STATED GOAL - Below are records; state how many of their lines hold the word "Issue", and give only the figure.

start

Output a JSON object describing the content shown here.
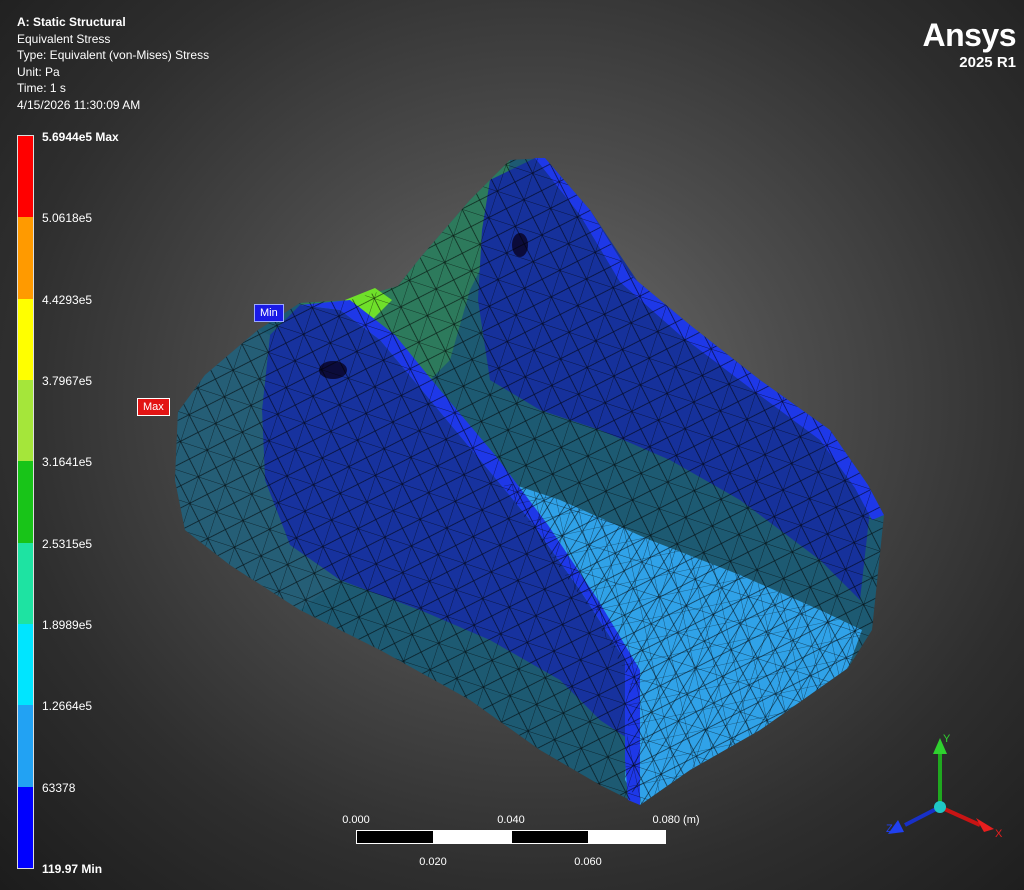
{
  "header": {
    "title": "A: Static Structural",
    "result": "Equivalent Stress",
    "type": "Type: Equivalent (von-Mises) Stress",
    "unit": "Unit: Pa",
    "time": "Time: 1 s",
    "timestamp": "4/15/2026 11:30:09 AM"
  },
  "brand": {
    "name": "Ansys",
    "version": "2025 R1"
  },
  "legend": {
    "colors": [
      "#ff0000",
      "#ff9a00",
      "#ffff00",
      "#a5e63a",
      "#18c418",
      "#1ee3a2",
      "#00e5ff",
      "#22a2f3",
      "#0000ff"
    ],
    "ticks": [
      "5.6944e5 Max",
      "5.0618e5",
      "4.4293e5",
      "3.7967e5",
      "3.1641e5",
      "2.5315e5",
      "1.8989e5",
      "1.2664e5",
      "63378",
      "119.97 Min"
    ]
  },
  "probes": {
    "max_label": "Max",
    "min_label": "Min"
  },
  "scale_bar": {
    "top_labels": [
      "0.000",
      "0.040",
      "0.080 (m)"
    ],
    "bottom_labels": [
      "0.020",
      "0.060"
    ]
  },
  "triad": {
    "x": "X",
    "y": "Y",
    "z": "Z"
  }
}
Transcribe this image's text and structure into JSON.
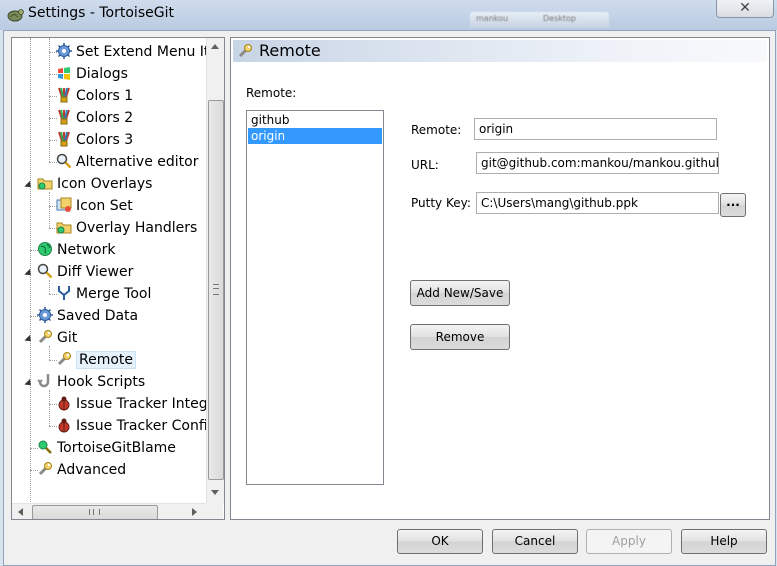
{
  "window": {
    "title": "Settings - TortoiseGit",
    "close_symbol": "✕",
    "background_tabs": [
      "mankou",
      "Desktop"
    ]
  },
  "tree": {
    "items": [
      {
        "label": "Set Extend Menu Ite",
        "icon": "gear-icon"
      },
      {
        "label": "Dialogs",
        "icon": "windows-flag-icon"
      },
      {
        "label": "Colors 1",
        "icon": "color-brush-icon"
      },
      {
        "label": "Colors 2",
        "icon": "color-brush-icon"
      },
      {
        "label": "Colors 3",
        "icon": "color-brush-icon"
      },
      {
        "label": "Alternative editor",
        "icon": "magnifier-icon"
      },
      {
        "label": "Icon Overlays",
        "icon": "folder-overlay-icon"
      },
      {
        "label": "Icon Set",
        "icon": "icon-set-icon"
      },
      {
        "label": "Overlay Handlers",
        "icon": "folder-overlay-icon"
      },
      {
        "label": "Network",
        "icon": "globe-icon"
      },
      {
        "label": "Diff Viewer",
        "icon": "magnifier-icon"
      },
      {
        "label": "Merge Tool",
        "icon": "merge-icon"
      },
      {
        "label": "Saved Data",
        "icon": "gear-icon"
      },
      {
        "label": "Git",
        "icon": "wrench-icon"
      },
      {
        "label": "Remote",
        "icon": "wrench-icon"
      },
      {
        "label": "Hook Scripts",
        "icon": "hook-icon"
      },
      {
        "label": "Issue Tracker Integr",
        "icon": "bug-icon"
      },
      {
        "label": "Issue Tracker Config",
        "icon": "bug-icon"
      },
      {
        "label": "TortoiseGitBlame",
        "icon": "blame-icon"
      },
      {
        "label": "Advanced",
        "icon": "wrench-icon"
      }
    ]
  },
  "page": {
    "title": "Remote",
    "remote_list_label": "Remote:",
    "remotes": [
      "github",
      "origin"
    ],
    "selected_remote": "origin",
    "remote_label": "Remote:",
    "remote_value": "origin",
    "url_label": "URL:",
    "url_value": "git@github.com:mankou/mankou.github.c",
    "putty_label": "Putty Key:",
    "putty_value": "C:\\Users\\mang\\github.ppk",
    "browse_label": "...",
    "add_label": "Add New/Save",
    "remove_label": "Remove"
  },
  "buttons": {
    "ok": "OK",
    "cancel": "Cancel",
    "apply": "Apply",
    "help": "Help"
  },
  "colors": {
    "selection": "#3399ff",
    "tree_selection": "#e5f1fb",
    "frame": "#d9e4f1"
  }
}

end

COMPLETE ANSWER - 2